## What you will do
All of the entries must be reproduced exactly, with no images carried over.

## Records to process
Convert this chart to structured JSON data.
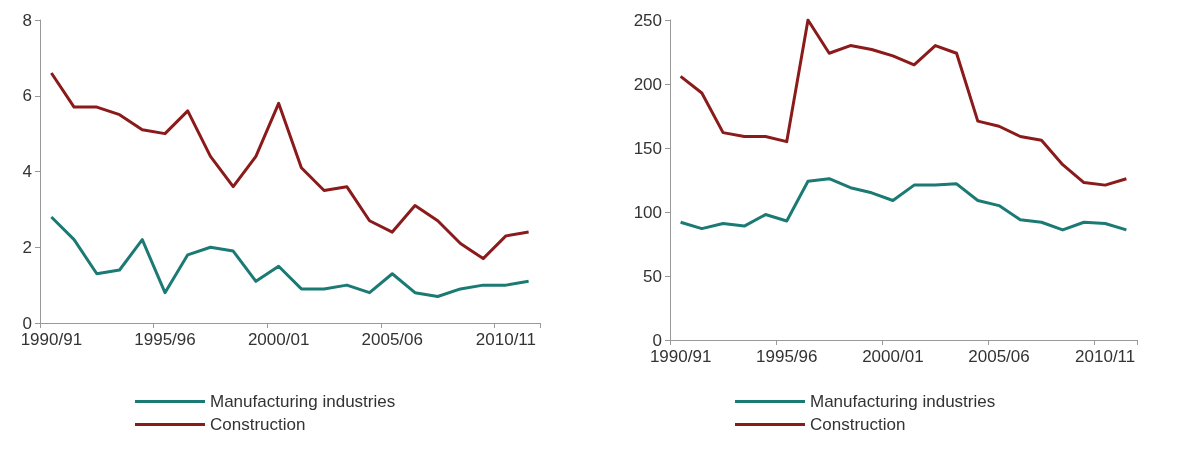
{
  "chart_data": [
    {
      "type": "line",
      "categories": [
        "1990/91",
        null,
        null,
        null,
        null,
        "1995/96",
        null,
        null,
        null,
        null,
        "2000/01",
        null,
        null,
        null,
        null,
        "2005/06",
        null,
        null,
        null,
        null,
        "2010/11",
        null
      ],
      "series": [
        {
          "name": "Manufacturing industries",
          "color": "#1b7a74",
          "values": [
            2.8,
            2.2,
            1.3,
            1.4,
            2.2,
            0.8,
            1.8,
            2.0,
            1.9,
            1.1,
            1.5,
            0.9,
            0.9,
            1.0,
            0.8,
            1.3,
            0.8,
            0.7,
            0.9,
            1.0,
            1.0,
            1.1
          ]
        },
        {
          "name": "Construction",
          "color": "#8b1a1a",
          "values": [
            6.6,
            5.7,
            5.7,
            5.5,
            5.1,
            5.0,
            5.6,
            4.4,
            3.6,
            4.4,
            5.8,
            4.1,
            3.5,
            3.6,
            2.7,
            2.4,
            3.1,
            2.7,
            2.1,
            1.7,
            2.3,
            2.4
          ]
        }
      ],
      "ylim": [
        0,
        8
      ],
      "yticks": [
        0,
        2,
        4,
        6,
        8
      ],
      "grid": false,
      "legend": "bottom",
      "marker": "none",
      "line_style": "solid"
    },
    {
      "type": "line",
      "categories": [
        "1990/91",
        null,
        null,
        null,
        null,
        "1995/96",
        null,
        null,
        null,
        null,
        "2000/01",
        null,
        null,
        null,
        null,
        "2005/06",
        null,
        null,
        null,
        null,
        "2010/11",
        null
      ],
      "series": [
        {
          "name": "Manufacturing industries",
          "color": "#1b7a74",
          "values": [
            92,
            87,
            91,
            89,
            98,
            93,
            124,
            126,
            119,
            115,
            109,
            121,
            121,
            122,
            109,
            105,
            94,
            92,
            86,
            92,
            91,
            86
          ]
        },
        {
          "name": "Construction",
          "color": "#8b1a1a",
          "values": [
            206,
            193,
            162,
            159,
            159,
            155,
            250,
            224,
            230,
            227,
            222,
            215,
            230,
            224,
            171,
            167,
            159,
            156,
            137,
            123,
            121,
            126
          ]
        }
      ],
      "ylim": [
        0,
        250
      ],
      "yticks": [
        0,
        50,
        100,
        150,
        200,
        250
      ],
      "grid": false,
      "legend": "bottom",
      "marker": "none",
      "line_style": "solid"
    }
  ]
}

## Exercise output
Convert this chart to structured JSON data.
{
  "chart_data": [
    {
      "type": "line",
      "categories": [
        "1990/91",
        null,
        null,
        null,
        null,
        "1995/96",
        null,
        null,
        null,
        null,
        "2000/01",
        null,
        null,
        null,
        null,
        "2005/06",
        null,
        null,
        null,
        null,
        "2010/11",
        null
      ],
      "series": [
        {
          "name": "Manufacturing industries",
          "color": "#1b7a74",
          "values": [
            2.8,
            2.2,
            1.3,
            1.4,
            2.2,
            0.8,
            1.8,
            2.0,
            1.9,
            1.1,
            1.5,
            0.9,
            0.9,
            1.0,
            0.8,
            1.3,
            0.8,
            0.7,
            0.9,
            1.0,
            1.0,
            1.1
          ]
        },
        {
          "name": "Construction",
          "color": "#8b1a1a",
          "values": [
            6.6,
            5.7,
            5.7,
            5.5,
            5.1,
            5.0,
            5.6,
            4.4,
            3.6,
            4.4,
            5.8,
            4.1,
            3.5,
            3.6,
            2.7,
            2.4,
            3.1,
            2.7,
            2.1,
            1.7,
            2.3,
            2.4
          ]
        }
      ],
      "ylim": [
        0,
        8
      ],
      "yticks": [
        0,
        2,
        4,
        6,
        8
      ],
      "grid": false,
      "legend": "bottom",
      "marker": "none",
      "line_style": "solid"
    },
    {
      "type": "line",
      "categories": [
        "1990/91",
        null,
        null,
        null,
        null,
        "1995/96",
        null,
        null,
        null,
        null,
        "2000/01",
        null,
        null,
        null,
        null,
        "2005/06",
        null,
        null,
        null,
        null,
        "2010/11",
        null
      ],
      "series": [
        {
          "name": "Manufacturing industries",
          "color": "#1b7a74",
          "values": [
            92,
            87,
            91,
            89,
            98,
            93,
            124,
            126,
            119,
            115,
            109,
            121,
            121,
            122,
            109,
            105,
            94,
            92,
            86,
            92,
            91,
            86
          ]
        },
        {
          "name": "Construction",
          "color": "#8b1a1a",
          "values": [
            206,
            193,
            162,
            159,
            159,
            155,
            250,
            224,
            230,
            227,
            222,
            215,
            230,
            224,
            171,
            167,
            159,
            156,
            137,
            123,
            121,
            126
          ]
        }
      ],
      "ylim": [
        0,
        250
      ],
      "yticks": [
        0,
        50,
        100,
        150,
        200,
        250
      ],
      "grid": false,
      "legend": "bottom",
      "marker": "none",
      "line_style": "solid"
    }
  ]
}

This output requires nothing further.